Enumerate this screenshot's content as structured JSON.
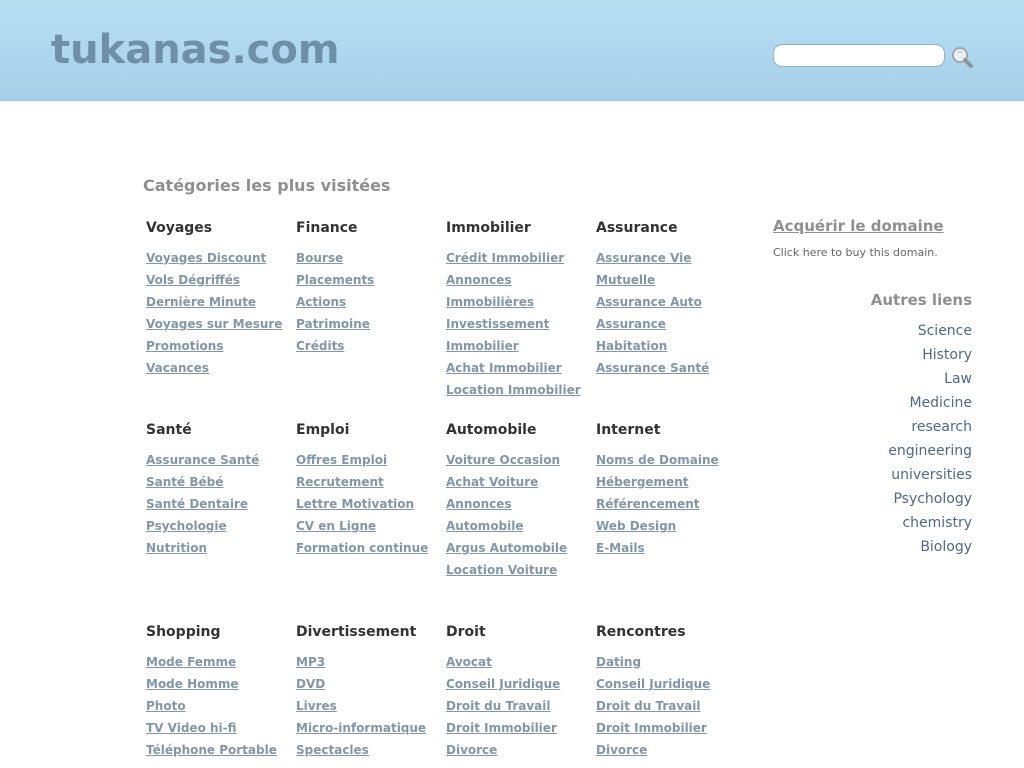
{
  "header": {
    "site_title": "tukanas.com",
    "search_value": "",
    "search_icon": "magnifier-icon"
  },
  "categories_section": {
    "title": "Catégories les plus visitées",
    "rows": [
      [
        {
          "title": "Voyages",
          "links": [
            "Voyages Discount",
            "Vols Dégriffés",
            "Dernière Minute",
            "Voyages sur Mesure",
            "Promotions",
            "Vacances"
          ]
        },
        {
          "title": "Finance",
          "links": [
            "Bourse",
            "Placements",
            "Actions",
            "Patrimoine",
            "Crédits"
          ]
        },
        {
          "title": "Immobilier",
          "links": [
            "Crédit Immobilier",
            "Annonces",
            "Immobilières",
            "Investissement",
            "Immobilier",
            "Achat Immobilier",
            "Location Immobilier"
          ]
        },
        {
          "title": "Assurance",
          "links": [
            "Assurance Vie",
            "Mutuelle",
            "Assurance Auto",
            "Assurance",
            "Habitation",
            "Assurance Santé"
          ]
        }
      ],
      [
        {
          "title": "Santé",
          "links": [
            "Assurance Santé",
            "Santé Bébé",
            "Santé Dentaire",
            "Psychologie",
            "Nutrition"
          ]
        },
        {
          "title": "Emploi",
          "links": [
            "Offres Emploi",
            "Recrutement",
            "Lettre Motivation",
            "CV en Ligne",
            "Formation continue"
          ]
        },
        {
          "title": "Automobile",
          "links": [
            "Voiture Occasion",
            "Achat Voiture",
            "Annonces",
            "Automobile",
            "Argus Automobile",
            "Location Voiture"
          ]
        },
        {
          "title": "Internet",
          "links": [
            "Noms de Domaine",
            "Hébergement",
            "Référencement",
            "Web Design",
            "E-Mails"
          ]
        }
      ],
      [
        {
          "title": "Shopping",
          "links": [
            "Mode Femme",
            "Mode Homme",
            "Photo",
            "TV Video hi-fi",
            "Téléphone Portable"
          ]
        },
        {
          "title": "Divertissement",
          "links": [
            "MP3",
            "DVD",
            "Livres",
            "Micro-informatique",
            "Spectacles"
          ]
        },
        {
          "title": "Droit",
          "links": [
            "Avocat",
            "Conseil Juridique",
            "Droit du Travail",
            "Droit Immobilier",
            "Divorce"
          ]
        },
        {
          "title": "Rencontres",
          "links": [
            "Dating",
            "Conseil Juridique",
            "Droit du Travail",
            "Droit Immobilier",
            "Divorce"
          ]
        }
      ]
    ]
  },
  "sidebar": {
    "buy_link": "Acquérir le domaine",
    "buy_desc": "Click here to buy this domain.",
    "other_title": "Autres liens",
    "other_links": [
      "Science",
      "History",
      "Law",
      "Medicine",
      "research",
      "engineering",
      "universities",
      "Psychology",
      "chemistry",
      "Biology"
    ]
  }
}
########################################
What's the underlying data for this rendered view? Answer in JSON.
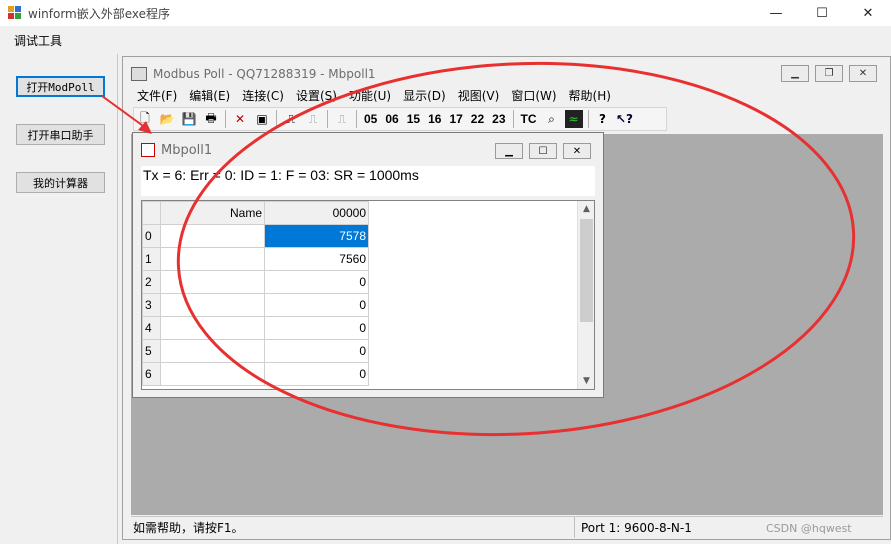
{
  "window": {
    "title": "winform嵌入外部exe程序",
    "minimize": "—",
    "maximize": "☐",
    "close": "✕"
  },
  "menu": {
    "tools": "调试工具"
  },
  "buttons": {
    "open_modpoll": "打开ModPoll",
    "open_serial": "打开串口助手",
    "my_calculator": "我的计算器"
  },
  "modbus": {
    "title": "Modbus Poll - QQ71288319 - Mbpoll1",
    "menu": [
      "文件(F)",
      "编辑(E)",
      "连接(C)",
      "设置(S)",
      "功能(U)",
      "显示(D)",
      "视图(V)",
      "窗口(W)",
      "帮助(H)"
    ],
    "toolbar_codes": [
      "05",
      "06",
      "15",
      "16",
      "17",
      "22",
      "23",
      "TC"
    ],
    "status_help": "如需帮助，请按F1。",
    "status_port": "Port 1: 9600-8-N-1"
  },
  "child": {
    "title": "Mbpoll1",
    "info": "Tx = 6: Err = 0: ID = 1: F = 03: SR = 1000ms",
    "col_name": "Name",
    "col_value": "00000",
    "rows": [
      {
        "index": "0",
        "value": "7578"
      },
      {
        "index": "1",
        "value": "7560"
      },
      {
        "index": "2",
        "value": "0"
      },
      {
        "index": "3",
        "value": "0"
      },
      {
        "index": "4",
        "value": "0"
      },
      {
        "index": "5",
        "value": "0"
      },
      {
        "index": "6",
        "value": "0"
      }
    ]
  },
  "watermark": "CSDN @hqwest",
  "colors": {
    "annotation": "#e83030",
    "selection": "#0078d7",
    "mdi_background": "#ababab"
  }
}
########################################
## [DIRECTIONS]
Extract all lines from the data in which "index" is found.

## [OUTPUT OF THE TASK]
        "index": "0",
        "index": "1",
        "index": "2",
        "index": "3",
        "index": "4",
        "index": "5",
        "index": "6",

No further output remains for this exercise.